▶ [Written task] Reproduce the records below exactly as they appear.

▶ [Records to use]
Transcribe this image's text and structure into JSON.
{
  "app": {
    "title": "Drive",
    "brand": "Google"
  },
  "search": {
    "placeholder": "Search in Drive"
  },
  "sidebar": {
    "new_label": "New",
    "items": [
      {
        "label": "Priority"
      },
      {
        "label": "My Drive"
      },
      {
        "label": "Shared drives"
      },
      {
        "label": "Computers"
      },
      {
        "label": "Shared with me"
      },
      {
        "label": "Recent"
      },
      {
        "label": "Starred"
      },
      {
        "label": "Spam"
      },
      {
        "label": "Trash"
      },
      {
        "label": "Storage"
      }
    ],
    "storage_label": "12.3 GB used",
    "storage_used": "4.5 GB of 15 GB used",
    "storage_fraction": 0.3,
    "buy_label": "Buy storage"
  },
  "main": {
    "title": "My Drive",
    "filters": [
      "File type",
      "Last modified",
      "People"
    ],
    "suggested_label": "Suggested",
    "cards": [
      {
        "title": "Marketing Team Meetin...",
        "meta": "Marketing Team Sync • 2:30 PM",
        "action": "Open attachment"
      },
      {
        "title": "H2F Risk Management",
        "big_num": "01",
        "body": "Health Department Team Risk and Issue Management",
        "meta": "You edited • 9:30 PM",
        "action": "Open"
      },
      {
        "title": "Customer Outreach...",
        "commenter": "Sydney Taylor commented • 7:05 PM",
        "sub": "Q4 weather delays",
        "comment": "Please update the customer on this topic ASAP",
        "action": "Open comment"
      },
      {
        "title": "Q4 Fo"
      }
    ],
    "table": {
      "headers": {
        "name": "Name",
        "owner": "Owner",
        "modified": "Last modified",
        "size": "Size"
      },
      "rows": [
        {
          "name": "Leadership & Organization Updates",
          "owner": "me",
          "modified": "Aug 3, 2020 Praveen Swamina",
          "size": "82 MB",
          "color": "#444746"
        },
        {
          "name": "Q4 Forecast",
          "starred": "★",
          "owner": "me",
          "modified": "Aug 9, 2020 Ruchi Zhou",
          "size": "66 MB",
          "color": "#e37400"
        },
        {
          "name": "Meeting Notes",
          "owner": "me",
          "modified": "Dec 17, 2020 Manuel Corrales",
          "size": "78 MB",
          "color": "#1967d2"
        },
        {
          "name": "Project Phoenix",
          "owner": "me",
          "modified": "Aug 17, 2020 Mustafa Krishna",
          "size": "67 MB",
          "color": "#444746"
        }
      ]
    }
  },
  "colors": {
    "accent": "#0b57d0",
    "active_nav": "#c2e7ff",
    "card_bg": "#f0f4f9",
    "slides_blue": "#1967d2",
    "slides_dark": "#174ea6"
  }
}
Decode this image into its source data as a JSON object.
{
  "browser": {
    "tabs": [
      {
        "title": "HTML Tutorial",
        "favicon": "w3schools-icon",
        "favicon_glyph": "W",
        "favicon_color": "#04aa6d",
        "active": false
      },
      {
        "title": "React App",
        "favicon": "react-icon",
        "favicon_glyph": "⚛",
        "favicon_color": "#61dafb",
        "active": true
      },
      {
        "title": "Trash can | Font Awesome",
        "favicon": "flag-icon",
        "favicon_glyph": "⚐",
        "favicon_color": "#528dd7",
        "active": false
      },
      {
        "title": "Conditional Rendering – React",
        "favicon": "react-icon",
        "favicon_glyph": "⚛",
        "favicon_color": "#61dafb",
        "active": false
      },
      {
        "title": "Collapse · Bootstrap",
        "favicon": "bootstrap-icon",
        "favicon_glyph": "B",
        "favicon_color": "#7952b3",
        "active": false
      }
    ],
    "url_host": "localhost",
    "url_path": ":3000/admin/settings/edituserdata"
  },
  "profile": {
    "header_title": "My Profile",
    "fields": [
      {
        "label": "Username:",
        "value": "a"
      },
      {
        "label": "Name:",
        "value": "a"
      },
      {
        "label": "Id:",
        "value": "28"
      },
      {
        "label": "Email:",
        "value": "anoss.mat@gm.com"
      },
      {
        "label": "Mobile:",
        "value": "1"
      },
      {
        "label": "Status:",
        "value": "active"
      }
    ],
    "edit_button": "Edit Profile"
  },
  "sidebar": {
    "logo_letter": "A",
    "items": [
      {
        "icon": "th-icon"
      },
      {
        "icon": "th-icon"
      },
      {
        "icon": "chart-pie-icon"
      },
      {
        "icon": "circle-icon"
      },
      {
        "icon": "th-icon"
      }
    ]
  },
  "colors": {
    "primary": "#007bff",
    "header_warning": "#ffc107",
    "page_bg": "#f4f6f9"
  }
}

▶ [Response for this exercise]
Transcribe this image's text and structure into JSON.
{
  "app": {
    "title": "Drive",
    "brand": "Google"
  },
  "search": {
    "placeholder": "Search in Drive"
  },
  "sidebar": {
    "new_label": "New",
    "items": [
      {
        "label": "Priority"
      },
      {
        "label": "My Drive"
      },
      {
        "label": "Shared drives"
      },
      {
        "label": "Computers"
      },
      {
        "label": "Shared with me"
      },
      {
        "label": "Recent"
      },
      {
        "label": "Starred"
      },
      {
        "label": "Spam"
      },
      {
        "label": "Trash"
      },
      {
        "label": "Storage"
      }
    ],
    "storage_label": "12.3 GB used",
    "storage_used": "4.5 GB of 15 GB used",
    "storage_fraction": 0.3,
    "buy_label": "Buy storage"
  },
  "main": {
    "title": "My Drive",
    "filters": [
      "File type",
      "Last modified",
      "People"
    ],
    "suggested_label": "Suggested",
    "cards": [
      {
        "title": "Marketing Team Meetin...",
        "meta": "Marketing Team Sync • 2:30 PM",
        "action": "Open attachment"
      },
      {
        "title": "H2F Risk Management",
        "big_num": "01",
        "body": "Health Department Team Risk and Issue Management",
        "meta": "You edited • 9:30 PM",
        "action": "Open"
      },
      {
        "title": "Customer Outreach...",
        "commenter": "Sydney Taylor commented • 7:05 PM",
        "sub": "Q4 weather delays",
        "comment": "Please update the customer on this topic ASAP",
        "action": "Open comment"
      },
      {
        "title": "Q4 Fo"
      }
    ],
    "table": {
      "headers": {
        "name": "Name",
        "owner": "Owner",
        "modified": "Last modified",
        "size": "Size"
      },
      "rows": [
        {
          "name": "Leadership & Organization Updates",
          "owner": "me",
          "modified": "Aug 3, 2020 Praveen Swamina",
          "size": "82 MB",
          "color": "#444746"
        },
        {
          "name": "Q4 Forecast",
          "starred": "★",
          "owner": "me",
          "modified": "Aug 9, 2020 Ruchi Zhou",
          "size": "66 MB",
          "color": "#e37400"
        },
        {
          "name": "Meeting Notes",
          "owner": "me",
          "modified": "Dec 17, 2020 Manuel Corrales",
          "size": "78 MB",
          "color": "#1967d2"
        },
        {
          "name": "Project Phoenix",
          "owner": "me",
          "modified": "Aug 17, 2020 Mustafa Krishna",
          "size": "67 MB",
          "color": "#444746"
        }
      ]
    }
  },
  "colors": {
    "accent": "#0b57d0",
    "active_nav": "#c2e7ff",
    "card_bg": "#f0f4f9",
    "slides_blue": "#1967d2",
    "slides_dark": "#174ea6"
  }
}
Decode this image into its source data as a JSON object.
{
  "browser": {
    "tabs": [
      {
        "title": "HTML Tutorial",
        "favicon": "w3schools-icon",
        "favicon_glyph": "W",
        "favicon_color": "#04aa6d",
        "active": false
      },
      {
        "title": "React App",
        "favicon": "react-icon",
        "favicon_glyph": "⚛",
        "favicon_color": "#61dafb",
        "active": true
      },
      {
        "title": "Trash can | Font Awesome",
        "favicon": "flag-icon",
        "favicon_glyph": "⚐",
        "favicon_color": "#528dd7",
        "active": false
      },
      {
        "title": "Conditional Rendering – React",
        "favicon": "react-icon",
        "favicon_glyph": "⚛",
        "favicon_color": "#61dafb",
        "active": false
      },
      {
        "title": "Collapse · Bootstrap",
        "favicon": "bootstrap-icon",
        "favicon_glyph": "B",
        "favicon_color": "#7952b3",
        "active": false
      }
    ],
    "url_host": "localhost",
    "url_path": ":3000/admin/settings/edituserdata"
  },
  "profile": {
    "header_title": "My Profile",
    "fields": [
      {
        "label": "Username:",
        "value": "a"
      },
      {
        "label": "Name:",
        "value": "a"
      },
      {
        "label": "Id:",
        "value": "28"
      },
      {
        "label": "Email:",
        "value": "anoss.mat@gm.com"
      },
      {
        "label": "Mobile:",
        "value": "1"
      },
      {
        "label": "Status:",
        "value": "active"
      }
    ],
    "edit_button": "Edit Profile"
  },
  "sidebar": {
    "logo_letter": "A",
    "items": [
      {
        "icon": "th-icon"
      },
      {
        "icon": "th-icon"
      },
      {
        "icon": "chart-pie-icon"
      },
      {
        "icon": "circle-icon"
      },
      {
        "icon": "th-icon"
      }
    ]
  },
  "colors": {
    "primary": "#007bff",
    "header_warning": "#ffc107",
    "page_bg": "#f4f6f9"
  }
}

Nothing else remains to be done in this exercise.